- [Problem statement]: For each line below that contains the string "level", copy that line.

>> Begin Listed entries

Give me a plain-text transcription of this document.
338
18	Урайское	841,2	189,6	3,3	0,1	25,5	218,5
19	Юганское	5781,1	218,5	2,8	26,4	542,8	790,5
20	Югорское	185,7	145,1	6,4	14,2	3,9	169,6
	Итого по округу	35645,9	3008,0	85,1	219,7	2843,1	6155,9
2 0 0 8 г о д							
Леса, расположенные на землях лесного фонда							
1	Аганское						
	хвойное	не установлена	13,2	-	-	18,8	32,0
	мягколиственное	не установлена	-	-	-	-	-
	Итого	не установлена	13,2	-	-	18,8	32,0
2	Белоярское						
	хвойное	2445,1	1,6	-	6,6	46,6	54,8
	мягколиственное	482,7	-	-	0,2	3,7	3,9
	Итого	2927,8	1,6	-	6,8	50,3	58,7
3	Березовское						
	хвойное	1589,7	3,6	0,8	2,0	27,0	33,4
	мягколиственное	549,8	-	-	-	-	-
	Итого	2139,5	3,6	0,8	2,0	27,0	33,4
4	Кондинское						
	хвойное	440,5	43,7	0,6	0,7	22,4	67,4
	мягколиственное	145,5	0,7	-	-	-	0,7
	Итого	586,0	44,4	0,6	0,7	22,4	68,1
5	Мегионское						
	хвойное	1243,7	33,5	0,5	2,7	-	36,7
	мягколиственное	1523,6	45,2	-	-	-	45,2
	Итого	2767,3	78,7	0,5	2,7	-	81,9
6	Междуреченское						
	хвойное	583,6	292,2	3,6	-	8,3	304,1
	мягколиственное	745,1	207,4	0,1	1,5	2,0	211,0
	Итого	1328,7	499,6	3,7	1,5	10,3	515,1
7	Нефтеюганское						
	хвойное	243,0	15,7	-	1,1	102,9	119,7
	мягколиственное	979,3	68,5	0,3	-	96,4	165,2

>> End Listed entries
>> Begin Listed entries

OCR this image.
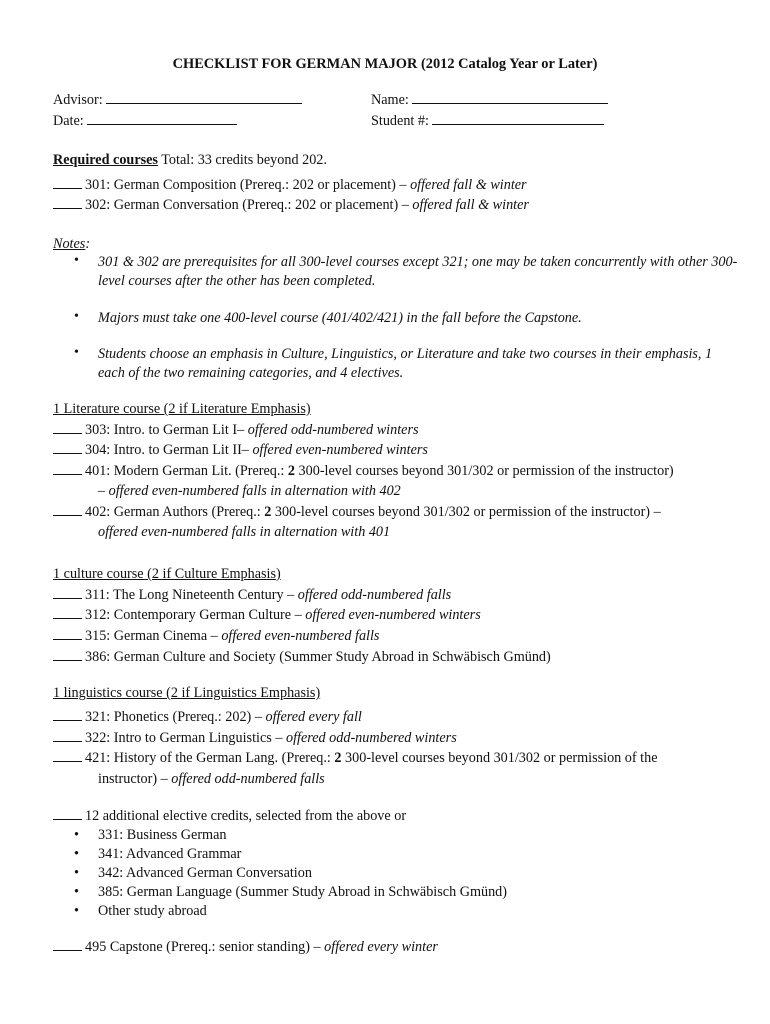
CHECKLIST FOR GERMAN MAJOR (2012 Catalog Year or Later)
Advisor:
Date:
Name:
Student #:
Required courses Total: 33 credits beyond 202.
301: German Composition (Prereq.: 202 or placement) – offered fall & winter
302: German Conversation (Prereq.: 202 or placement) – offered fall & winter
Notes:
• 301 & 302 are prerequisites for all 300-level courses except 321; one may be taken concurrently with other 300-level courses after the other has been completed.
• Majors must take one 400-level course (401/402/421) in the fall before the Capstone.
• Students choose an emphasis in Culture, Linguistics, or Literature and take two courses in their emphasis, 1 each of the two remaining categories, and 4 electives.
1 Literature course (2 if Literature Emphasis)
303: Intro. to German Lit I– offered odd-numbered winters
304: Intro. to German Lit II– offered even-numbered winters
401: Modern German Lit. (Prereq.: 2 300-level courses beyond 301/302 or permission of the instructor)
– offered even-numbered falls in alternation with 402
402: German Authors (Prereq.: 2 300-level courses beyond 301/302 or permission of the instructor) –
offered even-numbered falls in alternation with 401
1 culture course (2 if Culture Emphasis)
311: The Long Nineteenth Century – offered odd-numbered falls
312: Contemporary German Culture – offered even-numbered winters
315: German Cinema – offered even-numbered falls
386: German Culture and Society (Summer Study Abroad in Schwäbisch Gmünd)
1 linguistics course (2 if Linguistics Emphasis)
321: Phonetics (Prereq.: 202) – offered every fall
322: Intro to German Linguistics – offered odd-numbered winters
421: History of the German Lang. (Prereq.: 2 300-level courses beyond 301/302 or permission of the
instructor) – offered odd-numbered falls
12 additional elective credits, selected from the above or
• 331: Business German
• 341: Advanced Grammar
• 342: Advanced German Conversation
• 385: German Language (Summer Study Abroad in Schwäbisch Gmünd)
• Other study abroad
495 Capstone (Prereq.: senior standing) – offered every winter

>> End Listed entries
>> Begin Listed entries

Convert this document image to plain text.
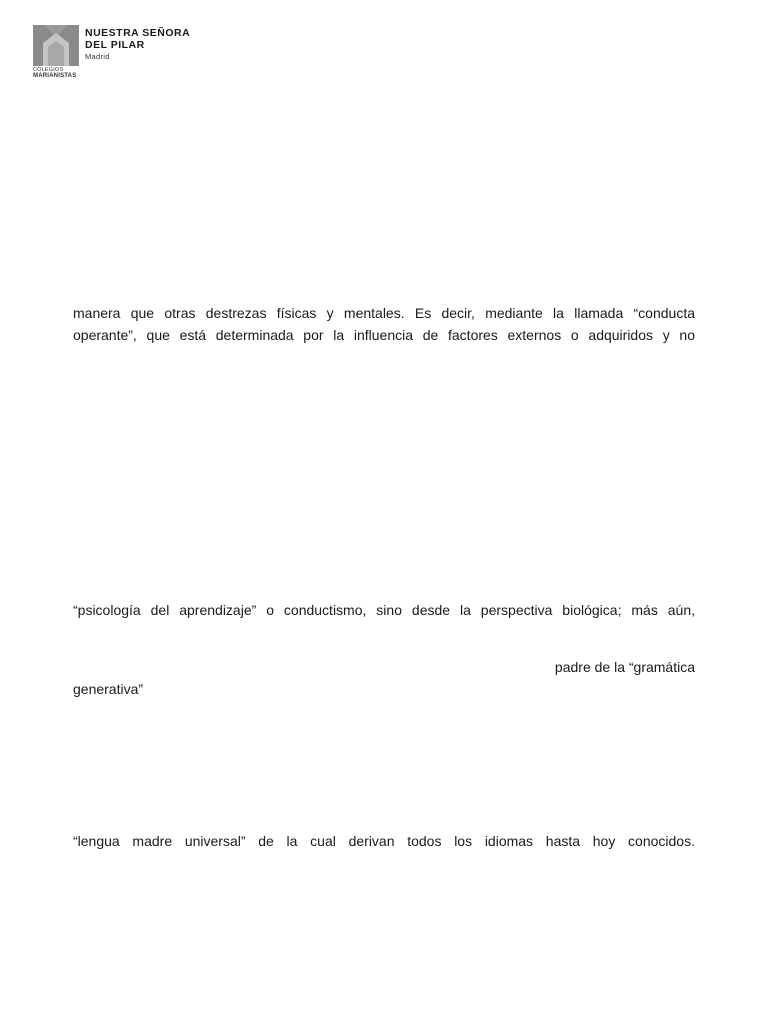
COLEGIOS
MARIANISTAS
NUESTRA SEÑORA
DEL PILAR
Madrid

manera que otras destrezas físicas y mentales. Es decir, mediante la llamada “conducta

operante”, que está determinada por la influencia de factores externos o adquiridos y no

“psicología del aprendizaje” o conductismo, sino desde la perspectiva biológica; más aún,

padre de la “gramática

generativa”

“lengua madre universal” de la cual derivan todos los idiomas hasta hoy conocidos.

>> End Listed entries

- [Correct result]:
• 301 & 302 are prerequisites for all 300-level courses except 321; one may be taken concurrently with other 300-level courses after the other has been completed.
• Majors must take one 400-level course (401/402/421) in the fall before the Capstone.
401: Modern German Lit. (Prereq.: 2 300-level courses beyond 301/302 or permission of the instructor)
402: German Authors (Prereq.: 2 300-level courses beyond 301/302 or permission of the instructor) –
421: History of the German Lang. (Prereq.: 2 300-level courses beyond 301/302 or permission of the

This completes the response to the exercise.